Structured figure records
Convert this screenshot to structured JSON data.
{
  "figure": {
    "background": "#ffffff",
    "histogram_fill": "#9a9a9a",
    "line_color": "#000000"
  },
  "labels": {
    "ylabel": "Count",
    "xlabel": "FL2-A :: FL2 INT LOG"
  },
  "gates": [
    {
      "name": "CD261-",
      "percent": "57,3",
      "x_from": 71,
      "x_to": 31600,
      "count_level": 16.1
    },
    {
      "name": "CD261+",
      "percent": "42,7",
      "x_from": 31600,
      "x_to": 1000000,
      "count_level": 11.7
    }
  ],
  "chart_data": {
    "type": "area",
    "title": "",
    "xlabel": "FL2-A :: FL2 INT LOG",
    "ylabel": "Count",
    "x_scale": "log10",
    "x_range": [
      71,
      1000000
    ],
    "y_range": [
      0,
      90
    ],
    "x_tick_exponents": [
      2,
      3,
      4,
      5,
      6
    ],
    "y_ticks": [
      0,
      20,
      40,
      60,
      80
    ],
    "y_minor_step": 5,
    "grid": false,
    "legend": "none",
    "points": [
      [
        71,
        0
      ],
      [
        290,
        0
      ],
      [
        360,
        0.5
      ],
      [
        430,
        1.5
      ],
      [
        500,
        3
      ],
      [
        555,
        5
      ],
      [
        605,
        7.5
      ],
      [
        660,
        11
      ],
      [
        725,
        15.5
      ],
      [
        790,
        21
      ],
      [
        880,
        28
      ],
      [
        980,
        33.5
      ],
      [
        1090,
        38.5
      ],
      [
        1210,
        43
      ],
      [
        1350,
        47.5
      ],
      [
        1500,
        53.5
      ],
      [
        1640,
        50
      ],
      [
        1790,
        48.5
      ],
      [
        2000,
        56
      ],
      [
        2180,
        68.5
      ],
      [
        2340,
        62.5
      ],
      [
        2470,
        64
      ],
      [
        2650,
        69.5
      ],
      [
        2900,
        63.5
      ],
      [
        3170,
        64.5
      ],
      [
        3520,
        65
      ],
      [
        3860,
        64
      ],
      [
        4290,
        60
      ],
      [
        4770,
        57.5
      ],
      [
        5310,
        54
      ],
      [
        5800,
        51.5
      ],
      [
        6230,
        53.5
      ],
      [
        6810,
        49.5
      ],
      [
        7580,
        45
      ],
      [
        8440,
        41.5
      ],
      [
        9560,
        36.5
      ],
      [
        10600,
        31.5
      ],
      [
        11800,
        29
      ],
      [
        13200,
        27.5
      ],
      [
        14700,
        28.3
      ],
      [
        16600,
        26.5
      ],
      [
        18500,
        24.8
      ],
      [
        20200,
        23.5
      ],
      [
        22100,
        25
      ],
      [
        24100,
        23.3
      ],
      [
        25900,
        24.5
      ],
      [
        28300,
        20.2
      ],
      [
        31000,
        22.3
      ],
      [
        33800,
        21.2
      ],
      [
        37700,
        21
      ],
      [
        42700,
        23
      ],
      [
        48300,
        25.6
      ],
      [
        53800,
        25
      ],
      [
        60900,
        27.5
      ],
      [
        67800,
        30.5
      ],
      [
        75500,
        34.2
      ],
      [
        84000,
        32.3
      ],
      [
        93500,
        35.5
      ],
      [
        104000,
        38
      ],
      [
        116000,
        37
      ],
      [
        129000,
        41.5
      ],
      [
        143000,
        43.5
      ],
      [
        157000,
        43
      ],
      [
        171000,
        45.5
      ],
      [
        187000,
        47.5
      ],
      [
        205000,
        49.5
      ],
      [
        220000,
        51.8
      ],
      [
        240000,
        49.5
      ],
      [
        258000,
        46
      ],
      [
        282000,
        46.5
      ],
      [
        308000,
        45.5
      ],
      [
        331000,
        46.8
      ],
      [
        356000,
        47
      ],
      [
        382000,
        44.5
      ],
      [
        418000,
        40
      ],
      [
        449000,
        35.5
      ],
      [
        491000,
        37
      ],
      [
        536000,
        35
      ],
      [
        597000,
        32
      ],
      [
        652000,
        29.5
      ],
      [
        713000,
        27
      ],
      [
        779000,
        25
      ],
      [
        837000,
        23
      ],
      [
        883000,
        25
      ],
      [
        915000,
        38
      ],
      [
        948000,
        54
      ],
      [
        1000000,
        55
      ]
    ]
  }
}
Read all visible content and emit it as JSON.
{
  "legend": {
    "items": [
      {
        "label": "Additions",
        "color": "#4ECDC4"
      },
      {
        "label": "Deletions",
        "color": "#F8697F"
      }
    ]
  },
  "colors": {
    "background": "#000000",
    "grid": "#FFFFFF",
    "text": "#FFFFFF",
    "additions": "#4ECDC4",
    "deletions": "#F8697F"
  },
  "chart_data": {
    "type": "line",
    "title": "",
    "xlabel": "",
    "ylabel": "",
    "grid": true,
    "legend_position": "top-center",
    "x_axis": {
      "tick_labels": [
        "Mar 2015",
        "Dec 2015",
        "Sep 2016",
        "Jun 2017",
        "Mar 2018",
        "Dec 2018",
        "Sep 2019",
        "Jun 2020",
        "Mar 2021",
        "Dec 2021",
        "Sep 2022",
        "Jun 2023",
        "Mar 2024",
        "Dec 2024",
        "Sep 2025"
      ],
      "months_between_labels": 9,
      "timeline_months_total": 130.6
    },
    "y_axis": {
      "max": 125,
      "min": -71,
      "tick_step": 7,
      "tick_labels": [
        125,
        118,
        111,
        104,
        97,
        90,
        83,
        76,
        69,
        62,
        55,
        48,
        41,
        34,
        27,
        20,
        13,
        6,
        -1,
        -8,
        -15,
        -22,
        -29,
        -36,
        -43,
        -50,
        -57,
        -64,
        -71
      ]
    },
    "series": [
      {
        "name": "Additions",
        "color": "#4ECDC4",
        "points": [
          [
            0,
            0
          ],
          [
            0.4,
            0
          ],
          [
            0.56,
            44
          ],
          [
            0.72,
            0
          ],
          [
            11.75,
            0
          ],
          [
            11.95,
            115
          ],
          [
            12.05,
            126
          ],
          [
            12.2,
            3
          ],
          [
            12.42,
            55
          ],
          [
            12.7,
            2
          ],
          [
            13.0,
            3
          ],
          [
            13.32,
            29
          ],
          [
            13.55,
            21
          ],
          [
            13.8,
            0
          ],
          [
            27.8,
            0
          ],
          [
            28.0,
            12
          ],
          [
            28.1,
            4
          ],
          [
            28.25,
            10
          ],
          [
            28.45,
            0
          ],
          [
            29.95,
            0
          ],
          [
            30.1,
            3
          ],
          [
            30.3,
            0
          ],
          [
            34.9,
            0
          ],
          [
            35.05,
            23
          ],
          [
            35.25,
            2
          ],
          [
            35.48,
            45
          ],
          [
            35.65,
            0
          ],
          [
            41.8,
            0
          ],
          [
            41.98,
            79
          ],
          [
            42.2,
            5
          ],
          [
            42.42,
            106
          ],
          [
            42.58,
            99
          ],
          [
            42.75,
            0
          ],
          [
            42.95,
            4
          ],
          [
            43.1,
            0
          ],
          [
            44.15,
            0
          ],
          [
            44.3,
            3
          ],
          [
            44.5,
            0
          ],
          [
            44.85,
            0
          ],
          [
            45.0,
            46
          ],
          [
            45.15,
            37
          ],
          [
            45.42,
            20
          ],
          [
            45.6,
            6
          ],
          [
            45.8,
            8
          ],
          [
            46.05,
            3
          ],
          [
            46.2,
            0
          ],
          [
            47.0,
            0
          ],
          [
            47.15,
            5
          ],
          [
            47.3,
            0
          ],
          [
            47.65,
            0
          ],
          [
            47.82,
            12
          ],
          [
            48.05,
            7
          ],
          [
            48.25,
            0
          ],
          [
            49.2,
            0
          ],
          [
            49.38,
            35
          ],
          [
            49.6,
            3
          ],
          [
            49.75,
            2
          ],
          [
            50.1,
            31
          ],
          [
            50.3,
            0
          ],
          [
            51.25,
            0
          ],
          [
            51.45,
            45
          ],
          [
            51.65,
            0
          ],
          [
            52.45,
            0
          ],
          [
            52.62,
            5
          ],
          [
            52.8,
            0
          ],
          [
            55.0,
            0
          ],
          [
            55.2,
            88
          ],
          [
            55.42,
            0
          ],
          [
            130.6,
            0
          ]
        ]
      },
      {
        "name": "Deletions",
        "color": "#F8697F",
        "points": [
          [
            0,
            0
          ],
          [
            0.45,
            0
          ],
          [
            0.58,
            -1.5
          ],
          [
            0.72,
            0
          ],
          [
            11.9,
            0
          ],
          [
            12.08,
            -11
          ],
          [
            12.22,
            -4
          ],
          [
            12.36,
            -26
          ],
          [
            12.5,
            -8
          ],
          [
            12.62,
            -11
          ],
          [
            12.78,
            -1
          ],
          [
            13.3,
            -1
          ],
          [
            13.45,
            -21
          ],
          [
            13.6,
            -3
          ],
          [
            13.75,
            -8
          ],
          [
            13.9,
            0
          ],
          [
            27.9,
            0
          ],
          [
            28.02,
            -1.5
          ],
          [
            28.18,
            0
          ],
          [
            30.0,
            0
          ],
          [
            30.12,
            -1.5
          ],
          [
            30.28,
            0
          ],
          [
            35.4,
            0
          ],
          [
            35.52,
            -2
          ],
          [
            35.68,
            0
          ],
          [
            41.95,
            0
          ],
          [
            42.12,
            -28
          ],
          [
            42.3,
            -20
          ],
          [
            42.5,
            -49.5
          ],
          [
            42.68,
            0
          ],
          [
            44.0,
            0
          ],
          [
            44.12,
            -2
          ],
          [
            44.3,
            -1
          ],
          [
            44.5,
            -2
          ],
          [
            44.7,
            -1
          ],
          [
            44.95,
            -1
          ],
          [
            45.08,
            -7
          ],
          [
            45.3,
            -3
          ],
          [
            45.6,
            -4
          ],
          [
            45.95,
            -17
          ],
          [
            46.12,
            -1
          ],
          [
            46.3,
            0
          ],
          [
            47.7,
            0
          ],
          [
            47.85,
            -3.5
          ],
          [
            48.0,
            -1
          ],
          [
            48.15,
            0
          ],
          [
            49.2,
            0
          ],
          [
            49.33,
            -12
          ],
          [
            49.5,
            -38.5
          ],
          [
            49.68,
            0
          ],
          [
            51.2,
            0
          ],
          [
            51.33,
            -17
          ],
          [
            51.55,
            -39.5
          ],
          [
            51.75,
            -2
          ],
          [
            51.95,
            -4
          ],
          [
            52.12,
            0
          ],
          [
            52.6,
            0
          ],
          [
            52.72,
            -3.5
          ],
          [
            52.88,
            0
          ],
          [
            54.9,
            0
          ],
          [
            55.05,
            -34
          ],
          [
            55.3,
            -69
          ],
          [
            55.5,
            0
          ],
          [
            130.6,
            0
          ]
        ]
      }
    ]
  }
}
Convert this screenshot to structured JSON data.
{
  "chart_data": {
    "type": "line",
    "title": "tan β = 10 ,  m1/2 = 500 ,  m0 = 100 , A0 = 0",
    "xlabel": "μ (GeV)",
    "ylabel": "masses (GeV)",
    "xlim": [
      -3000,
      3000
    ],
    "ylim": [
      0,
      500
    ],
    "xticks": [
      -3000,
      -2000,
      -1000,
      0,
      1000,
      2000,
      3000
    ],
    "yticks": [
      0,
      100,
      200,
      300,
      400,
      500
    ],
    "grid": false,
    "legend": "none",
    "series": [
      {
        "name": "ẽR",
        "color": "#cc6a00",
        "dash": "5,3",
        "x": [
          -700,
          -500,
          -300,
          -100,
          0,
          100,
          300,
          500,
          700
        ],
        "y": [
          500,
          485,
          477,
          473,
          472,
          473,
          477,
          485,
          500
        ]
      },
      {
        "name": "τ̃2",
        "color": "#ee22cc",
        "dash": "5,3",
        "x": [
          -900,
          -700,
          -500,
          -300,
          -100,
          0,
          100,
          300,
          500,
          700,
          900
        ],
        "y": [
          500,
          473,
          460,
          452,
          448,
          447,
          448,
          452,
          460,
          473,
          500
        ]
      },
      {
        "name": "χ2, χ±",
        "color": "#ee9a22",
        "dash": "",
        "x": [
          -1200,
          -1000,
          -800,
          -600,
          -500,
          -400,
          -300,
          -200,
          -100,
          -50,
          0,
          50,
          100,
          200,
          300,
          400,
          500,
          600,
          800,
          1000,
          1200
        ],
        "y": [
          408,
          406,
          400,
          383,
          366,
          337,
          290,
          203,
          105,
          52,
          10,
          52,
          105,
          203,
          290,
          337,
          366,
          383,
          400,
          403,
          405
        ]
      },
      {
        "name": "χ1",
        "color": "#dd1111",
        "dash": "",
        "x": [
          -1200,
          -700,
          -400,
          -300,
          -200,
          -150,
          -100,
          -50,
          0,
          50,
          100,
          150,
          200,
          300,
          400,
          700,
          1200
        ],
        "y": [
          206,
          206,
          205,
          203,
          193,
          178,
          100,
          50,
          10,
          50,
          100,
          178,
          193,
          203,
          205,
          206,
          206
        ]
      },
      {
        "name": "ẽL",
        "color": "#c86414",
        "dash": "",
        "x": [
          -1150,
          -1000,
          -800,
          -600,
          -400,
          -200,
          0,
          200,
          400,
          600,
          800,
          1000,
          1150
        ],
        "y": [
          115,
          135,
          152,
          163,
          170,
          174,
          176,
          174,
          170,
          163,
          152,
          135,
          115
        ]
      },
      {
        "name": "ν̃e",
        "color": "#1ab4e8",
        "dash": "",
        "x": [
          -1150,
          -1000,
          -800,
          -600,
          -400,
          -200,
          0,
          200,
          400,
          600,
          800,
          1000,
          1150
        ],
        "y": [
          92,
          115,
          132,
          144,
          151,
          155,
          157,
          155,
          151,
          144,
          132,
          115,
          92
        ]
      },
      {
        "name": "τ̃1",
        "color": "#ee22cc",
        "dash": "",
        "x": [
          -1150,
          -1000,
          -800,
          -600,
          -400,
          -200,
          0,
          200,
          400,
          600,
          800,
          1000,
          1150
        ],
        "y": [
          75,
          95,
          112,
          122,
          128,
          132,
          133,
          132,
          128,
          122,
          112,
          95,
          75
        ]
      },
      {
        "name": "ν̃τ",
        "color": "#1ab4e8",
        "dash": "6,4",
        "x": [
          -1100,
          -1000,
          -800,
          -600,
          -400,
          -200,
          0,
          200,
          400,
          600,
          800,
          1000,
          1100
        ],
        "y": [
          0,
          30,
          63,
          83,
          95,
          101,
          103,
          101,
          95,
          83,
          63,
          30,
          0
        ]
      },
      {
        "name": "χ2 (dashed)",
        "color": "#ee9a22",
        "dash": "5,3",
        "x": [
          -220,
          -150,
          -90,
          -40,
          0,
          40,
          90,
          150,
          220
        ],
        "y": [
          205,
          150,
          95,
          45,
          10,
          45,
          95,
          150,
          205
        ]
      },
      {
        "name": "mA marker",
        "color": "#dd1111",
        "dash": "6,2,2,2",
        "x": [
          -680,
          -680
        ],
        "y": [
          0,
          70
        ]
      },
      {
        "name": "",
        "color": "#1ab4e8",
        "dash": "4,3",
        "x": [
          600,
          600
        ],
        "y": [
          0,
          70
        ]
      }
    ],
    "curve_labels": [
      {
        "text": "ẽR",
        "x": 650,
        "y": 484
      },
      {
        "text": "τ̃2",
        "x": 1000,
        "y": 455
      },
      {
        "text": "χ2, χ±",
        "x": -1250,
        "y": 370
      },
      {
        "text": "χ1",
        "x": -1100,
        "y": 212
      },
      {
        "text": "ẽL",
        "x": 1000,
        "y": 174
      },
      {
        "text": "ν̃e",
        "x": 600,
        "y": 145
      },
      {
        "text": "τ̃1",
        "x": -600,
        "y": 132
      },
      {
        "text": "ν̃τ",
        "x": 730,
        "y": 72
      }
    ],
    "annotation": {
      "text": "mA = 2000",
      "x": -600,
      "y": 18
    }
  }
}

-- SHORT EXERCISE --
Scan the records above for the string "background", then select every line that holds it.

-- RESPONSE FOR THIS EXERCISE --
    "background": "#ffffff",
    "background": "#000000",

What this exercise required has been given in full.